Testo da leggere:
In Italia sono oltre 1 milione le persone colpite da forme di demenza: un numero destinato ad aumentare nei prossimi anni in tutto il mondo, a causa del costante invecchiamento della popolazione.

La forma più frequente è la malattia di Alzheimer, caratterizzata da un deterioramento progressivo e irreversibile delle funzioni cognitive, come disturbi della memoria, difficoltà di concentrazione e problemi ad orientarsi nel tempo e nello spazio, che portano poi alla perdita della propria autonomia.
 
Anche se riguarda prevalentemente le persone più anziane può manifestarsi precocemente anche in adulti tra i 40 e i 65 anni. 
 
Diversamente dalle altre forme di demenza, le cause dell’Alzheimer sembrano collegate all’interazione tra due proteine (la beta-amiloide e la tau) la cui sintesi è in grado di provocare la morte delle cellule nervose.
 
Gli studi ad oggi condotti hanno permesso di individuare alcuni fattori di rischio di insorgenza della malattia come ad esempio età avanzata, familiarità, traumi cranici, patologie cerebrovascolari, diabete e stili di vita.  
 
La ricerca sulla malattia di Alzheimer
I primi studi sulla patologia risalgono ai primi anni del 1900, quando il dott. Alois Alzheimer, psichiatra tedesco, ne descrisse il primo un caso. Da allora la ricerca non ha mai smesso di indagare cause, decorso, sintomi. L’obiettivo resta comunque la prevenzione e, ovviamente, una cura definitiva.
 
Individuare parametri per una diagnosi sempre più precoce e la sperimentazione di trattamenti in grado di rallentare la progressione della malattia sono i principali filoni di ricerca del Policlinico sull’Alzheimer. A questi si uniscono studi per migliorare la gestione della quotidianità di una malattia complessa e a così alto impatto sociale, che coinvolge non solo il paziente ma anche tutti coloro che vivono al suo fianco.

Dati da analizzare:
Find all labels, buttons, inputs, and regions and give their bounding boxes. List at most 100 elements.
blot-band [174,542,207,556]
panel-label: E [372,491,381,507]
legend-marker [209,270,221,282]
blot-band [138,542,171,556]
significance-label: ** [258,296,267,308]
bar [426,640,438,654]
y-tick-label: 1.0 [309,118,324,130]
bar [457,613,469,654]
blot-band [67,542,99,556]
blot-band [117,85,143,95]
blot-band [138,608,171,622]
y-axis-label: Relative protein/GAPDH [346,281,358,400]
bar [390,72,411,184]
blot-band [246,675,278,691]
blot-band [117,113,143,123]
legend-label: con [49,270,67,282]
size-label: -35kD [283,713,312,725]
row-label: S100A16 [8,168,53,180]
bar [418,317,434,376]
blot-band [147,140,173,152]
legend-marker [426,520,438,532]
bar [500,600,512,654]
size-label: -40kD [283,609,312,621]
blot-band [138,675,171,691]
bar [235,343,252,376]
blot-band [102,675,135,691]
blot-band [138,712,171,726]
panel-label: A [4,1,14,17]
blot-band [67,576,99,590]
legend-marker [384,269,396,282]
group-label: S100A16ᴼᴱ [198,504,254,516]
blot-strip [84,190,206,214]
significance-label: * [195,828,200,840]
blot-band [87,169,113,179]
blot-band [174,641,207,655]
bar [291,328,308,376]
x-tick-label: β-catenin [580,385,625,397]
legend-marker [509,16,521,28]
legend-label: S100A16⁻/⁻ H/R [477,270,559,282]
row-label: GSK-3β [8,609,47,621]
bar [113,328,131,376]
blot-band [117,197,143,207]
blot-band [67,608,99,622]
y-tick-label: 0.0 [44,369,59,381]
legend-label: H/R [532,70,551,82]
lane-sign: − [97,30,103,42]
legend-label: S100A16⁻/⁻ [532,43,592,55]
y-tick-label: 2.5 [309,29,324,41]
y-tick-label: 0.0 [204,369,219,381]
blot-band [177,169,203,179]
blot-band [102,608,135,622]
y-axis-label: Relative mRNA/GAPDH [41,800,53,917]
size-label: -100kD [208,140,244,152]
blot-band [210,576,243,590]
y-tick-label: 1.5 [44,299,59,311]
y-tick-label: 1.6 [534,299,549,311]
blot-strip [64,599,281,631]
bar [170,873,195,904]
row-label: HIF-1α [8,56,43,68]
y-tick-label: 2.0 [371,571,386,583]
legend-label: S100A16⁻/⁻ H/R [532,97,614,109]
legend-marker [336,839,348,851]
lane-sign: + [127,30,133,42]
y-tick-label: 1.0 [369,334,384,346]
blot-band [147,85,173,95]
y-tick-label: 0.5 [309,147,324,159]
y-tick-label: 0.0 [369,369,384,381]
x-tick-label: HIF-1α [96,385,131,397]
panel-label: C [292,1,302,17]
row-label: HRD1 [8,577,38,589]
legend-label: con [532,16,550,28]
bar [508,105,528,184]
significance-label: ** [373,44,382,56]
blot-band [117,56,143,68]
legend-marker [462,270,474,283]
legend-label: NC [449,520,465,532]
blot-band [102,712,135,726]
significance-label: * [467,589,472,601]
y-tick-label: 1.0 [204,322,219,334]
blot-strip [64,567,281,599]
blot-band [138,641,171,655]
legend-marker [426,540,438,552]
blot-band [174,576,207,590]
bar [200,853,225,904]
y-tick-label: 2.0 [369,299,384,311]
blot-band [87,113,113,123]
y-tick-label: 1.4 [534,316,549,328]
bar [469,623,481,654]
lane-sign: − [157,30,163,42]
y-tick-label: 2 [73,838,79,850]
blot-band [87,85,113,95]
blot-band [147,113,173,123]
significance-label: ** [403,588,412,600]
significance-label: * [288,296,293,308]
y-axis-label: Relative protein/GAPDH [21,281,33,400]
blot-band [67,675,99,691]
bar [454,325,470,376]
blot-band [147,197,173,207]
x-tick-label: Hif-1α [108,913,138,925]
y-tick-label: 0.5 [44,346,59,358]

Consegna: Scrivi come prosegue il testo sulla malattia di Alzheimer dopo la sua ultima frase. L'elenco non c'entra con questo lavoro.

Risposta:
 
<<Siamo oggi in grado di raggiungere una diagnosi precisa e precoce della malattia, grazie alla rilevazione delle proteine alterate, amiloide e Tau, nel liquor cerebrospinale mentre con la tomografia ad emissione di positroni (PET) determiniamo l’amiloide e stiamo lavorando per arrivare a determinare anche la Tau – spiega Flavio Mariano Nobili, medico e professore di neurologia presso la Clinica Neurologica –. Questa diagnosi è oggi possibile non solo nei pazienti con iniziali sintomi di deficit cognitivo, e cioè con deficit cognitivo lieve (‘Mild Cognitive Impairment’, o MCI) ma anche, se necessario, in soggetti asintomatici a rischio di sviluppare la malattia, indipendentemente dall’età. Questo è della massima importanza per iniziare trattamenti precocemente: il primo farmaco per infusione endovenosa (un anticorpo monoclonale, l’aducanumab alla cui sperimentazione ha contribuito anche la clinica neurologica universitaria del Policlinico) è in corso di registrazione per l’uso clinico nelle forme iniziali della malattia, e altri farmaci sono nello stadio avanzato di sperimentazione>>. 
 
Al Policlinico è molto attiva la ricerca anche su altre forme di demenza, in particolare quella a corpi di Lewy e la fronto-temporale che, sebbene meno frequenti della malattia di Alzheimer, sono particolarmente complesse ed eterogenee.